begin Materials provided
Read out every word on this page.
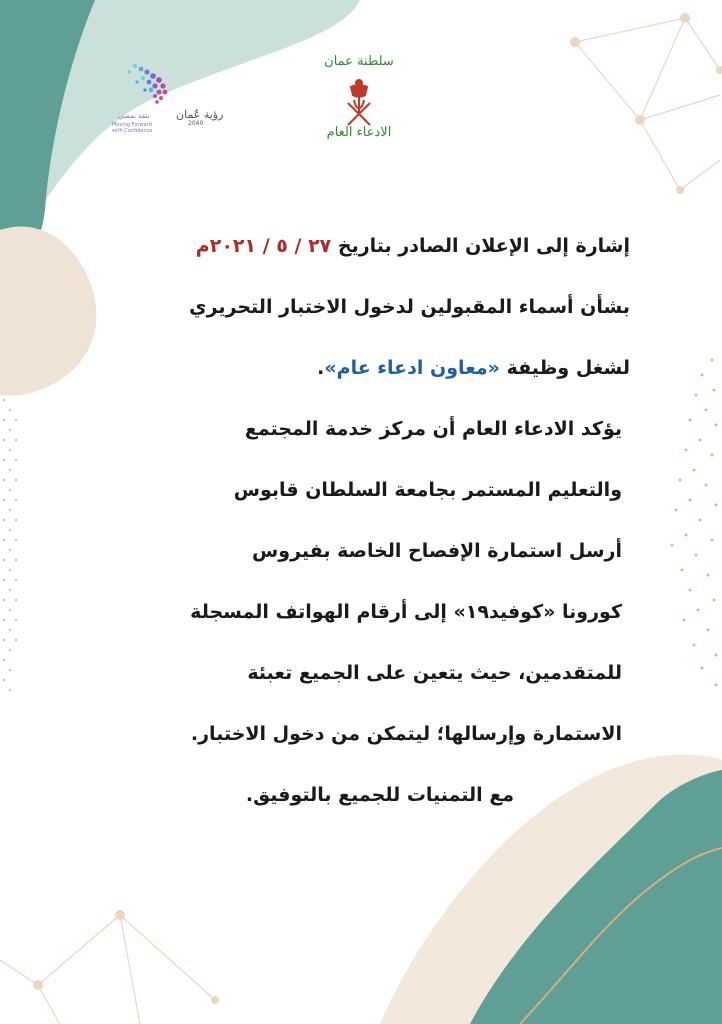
رؤية عُمان
2040
بثقة نمضي
Moving Forward
with Confidence
سلطنة عمان
الادعاء العام
إشارة إلى الإعلان الصادر بتاريخ ٢٧ / ٥ / ٢٠٢١م
بشأن أسماء المقبولين لدخول الاختبار التحريري
لشغل وظيفة «معاون ادعاء عام».
يؤكد الادعاء العام أن مركز خدمة المجتمع
والتعليم المستمر بجامعة السلطان قابوس
أرسل استمارة الإفصاح الخاصة بفيروس
كورونا «كوفيد١٩» إلى أرقام الهواتف المسجلة
للمتقدمين، حيث يتعين على الجميع تعبئة
الاستمارة وإرسالها؛ ليتمكن من دخول الاختبار.
مع التمنيات للجميع بالتوفيق.
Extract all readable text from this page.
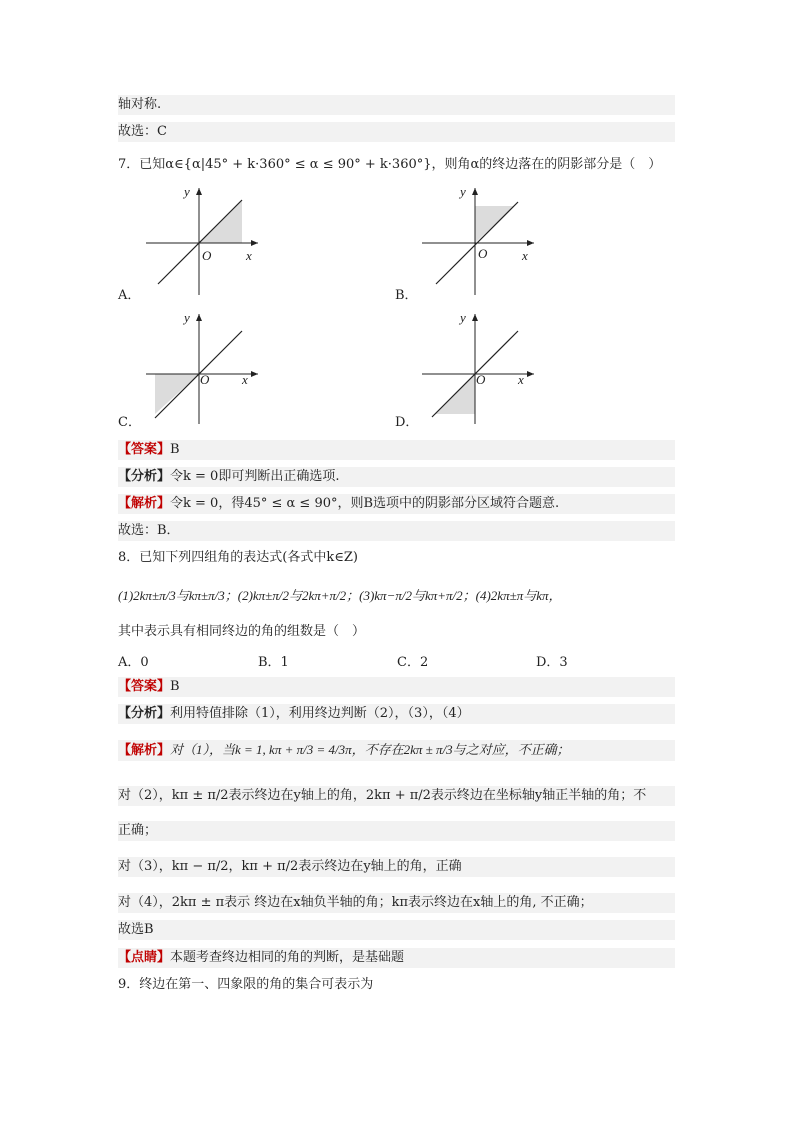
轴对称.
故选：C
7．已知α∈{α|45° + k·360° ≤ α ≤ 90° + k·360°}，则角α的终边落在的阴影部分是（　）
y
x
O
A．
y
x
O
B．
y
x
O
C．
y
x
O
D．
【答案】B
【分析】令k = 0即可判断出正确选项.
【解析】令k = 0，得45° ≤ α ≤ 90°，则B选项中的阴影部分区域符合题意.
故选：B．
8．已知下列四组角的表达式(各式中k∈Z)
(1)2kπ±π/3与kπ±π/3；(2)kπ±π/2与2kπ+π/2；(3)kπ−π/2与kπ+π/2；(4)2kπ±π与kπ，
其中表示具有相同终边的角的组数是（　）
A．0	B．1	C．2	D．3
【答案】B
【分析】利用特值排除（1），利用终边判断（2），（3），（4）
【解析】对（1），当k = 1, kπ + π/3 = 4/3π，不存在2kπ ± π/3与之对应，不正确；
对（2），kπ ± π/2表示终边在y轴上的角，2kπ + π/2表示终边在坐标轴y轴正半轴的角；不
正确；
对（3），kπ − π/2，kπ + π/2表示终边在y轴上的角，正确
对（4），2kπ ± π表示 终边在x轴负半轴的角；kπ表示终边在x轴上的角, 不正确；
故选B
【点睛】本题考查终边相同的角的判断，是基础题
9．终边在第一、四象限的角的集合可表示为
end Materials provided
Work instructions »
Only the number is wanted: how many lines of the material contain the word "الادعاء"?

Output for this task »
2